INFORMATION SHOWN:
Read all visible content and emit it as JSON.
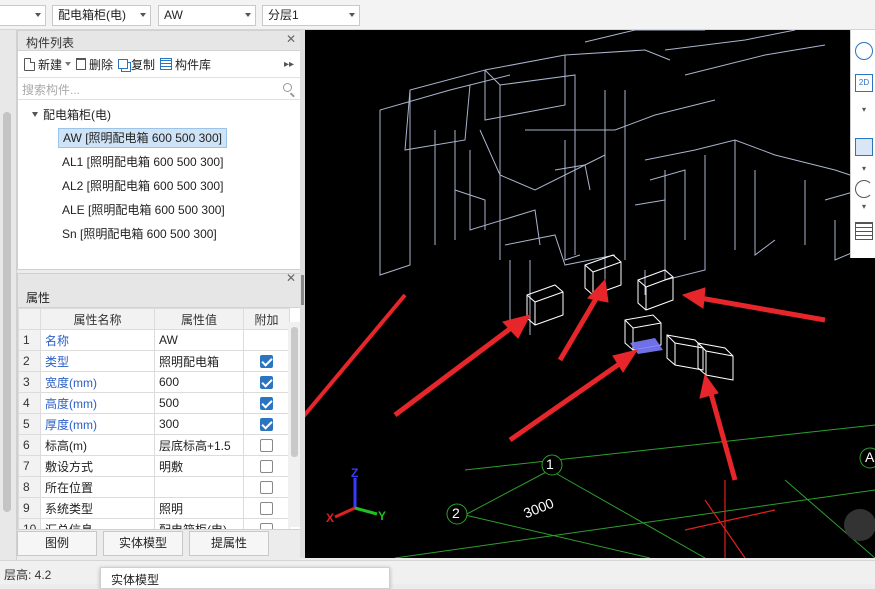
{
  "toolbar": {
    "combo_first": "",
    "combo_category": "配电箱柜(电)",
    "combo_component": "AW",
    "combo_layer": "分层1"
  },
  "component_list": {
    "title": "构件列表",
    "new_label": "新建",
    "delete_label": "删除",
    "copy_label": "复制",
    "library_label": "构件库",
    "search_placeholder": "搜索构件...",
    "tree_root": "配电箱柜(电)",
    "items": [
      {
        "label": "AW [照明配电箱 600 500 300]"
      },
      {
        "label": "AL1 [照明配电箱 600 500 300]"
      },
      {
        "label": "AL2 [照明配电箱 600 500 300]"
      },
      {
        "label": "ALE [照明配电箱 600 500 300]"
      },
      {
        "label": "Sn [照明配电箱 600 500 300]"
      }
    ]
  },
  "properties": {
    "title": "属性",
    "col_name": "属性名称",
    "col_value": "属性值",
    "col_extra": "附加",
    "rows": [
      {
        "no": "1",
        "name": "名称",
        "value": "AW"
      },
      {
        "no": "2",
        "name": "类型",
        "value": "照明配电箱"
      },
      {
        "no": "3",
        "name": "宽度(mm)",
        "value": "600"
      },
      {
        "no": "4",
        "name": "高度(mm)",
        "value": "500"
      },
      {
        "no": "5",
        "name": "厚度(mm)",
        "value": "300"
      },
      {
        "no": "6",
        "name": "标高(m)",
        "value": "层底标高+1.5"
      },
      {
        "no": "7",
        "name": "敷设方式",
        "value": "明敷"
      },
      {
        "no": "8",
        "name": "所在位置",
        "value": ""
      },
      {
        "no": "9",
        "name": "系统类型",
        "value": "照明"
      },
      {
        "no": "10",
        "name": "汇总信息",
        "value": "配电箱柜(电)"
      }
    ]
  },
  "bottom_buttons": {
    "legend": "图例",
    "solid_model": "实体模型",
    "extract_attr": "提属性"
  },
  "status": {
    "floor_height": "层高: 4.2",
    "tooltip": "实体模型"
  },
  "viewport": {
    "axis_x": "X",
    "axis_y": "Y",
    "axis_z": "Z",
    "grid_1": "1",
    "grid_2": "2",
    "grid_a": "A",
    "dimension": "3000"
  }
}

DO THIS: State the number of lines in this listing that contain the string "照明配电箱", and add nothing else.

SOLUTION FOR THIS PROBLEM: 6